SHORT TASK: All the entries need to be quoted exactly, apart from the pictures, which you should drop.

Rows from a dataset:
————
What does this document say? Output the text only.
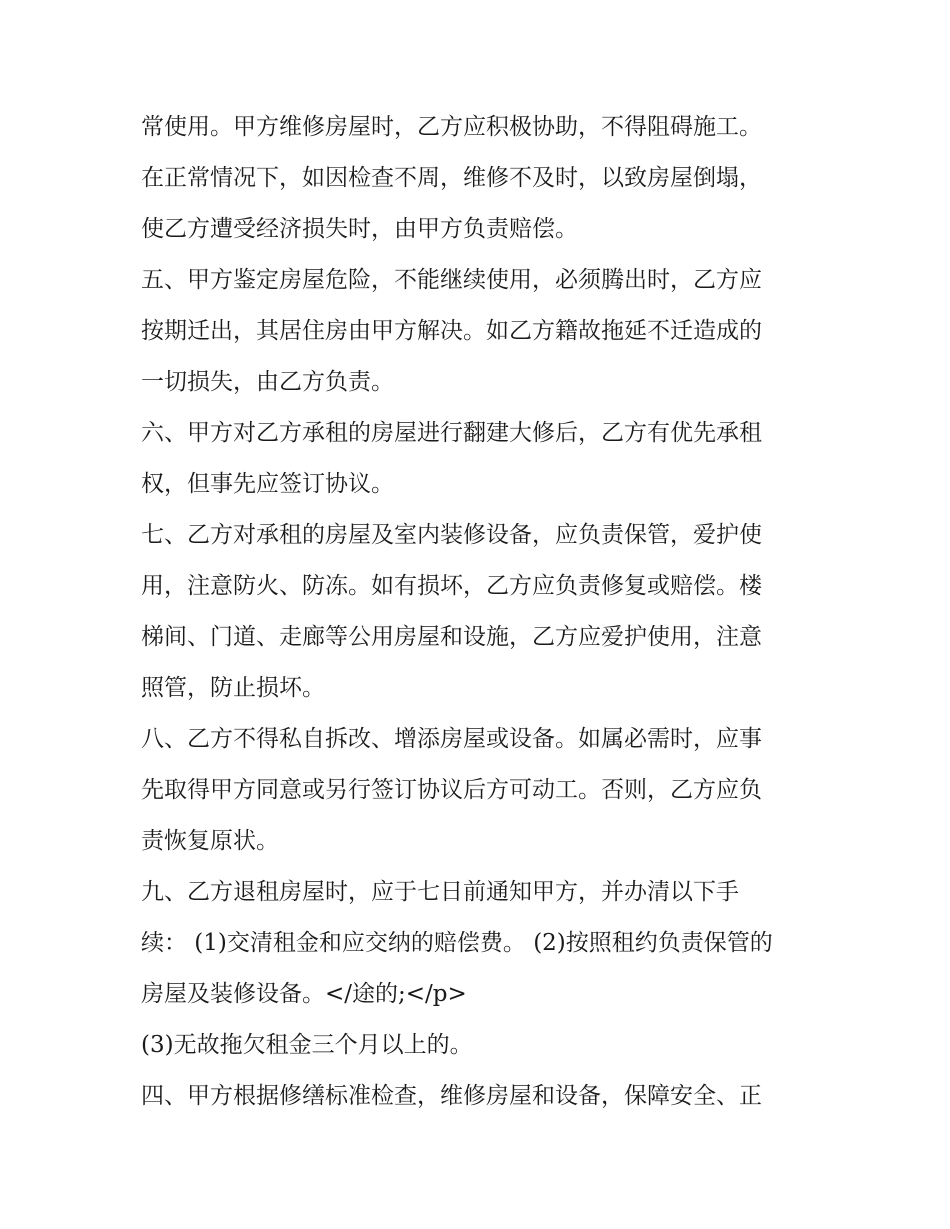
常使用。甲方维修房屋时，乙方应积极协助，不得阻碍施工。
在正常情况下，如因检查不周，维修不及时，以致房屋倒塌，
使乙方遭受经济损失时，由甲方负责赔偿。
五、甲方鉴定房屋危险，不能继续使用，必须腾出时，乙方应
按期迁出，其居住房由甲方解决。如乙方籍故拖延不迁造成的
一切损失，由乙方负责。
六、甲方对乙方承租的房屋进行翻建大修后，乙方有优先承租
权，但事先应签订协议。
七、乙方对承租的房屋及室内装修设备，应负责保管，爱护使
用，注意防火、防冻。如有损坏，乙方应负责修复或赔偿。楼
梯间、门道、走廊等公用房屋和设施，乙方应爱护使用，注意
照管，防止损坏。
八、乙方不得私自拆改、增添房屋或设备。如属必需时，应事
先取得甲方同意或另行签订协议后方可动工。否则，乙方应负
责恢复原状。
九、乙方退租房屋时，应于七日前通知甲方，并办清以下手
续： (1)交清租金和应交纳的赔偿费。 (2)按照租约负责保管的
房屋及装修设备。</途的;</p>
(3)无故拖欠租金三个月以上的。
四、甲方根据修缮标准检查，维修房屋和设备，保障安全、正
————
EXERCISE ANSWER:
What does this document say? Output the text only.
常使用。甲方维修房屋时，乙方应积极协助，不得阻碍施工。
在正常情况下，如因检查不周，维修不及时，以致房屋倒塌，
使乙方遭受经济损失时，由甲方负责赔偿。
五、甲方鉴定房屋危险，不能继续使用，必须腾出时，乙方应
按期迁出，其居住房由甲方解决。如乙方籍故拖延不迁造成的
一切损失，由乙方负责。
六、甲方对乙方承租的房屋进行翻建大修后，乙方有优先承租
权，但事先应签订协议。
七、乙方对承租的房屋及室内装修设备，应负责保管，爱护使
用，注意防火、防冻。如有损坏，乙方应负责修复或赔偿。楼
梯间、门道、走廊等公用房屋和设施，乙方应爱护使用，注意
照管，防止损坏。
八、乙方不得私自拆改、增添房屋或设备。如属必需时，应事
先取得甲方同意或另行签订协议后方可动工。否则，乙方应负
责恢复原状。
九、乙方退租房屋时，应于七日前通知甲方，并办清以下手
续： (1)交清租金和应交纳的赔偿费。 (2)按照租约负责保管的
房屋及装修设备。</途的;</p>
(3)无故拖欠租金三个月以上的。
四、甲方根据修缮标准检查，维修房屋和设备，保障安全、正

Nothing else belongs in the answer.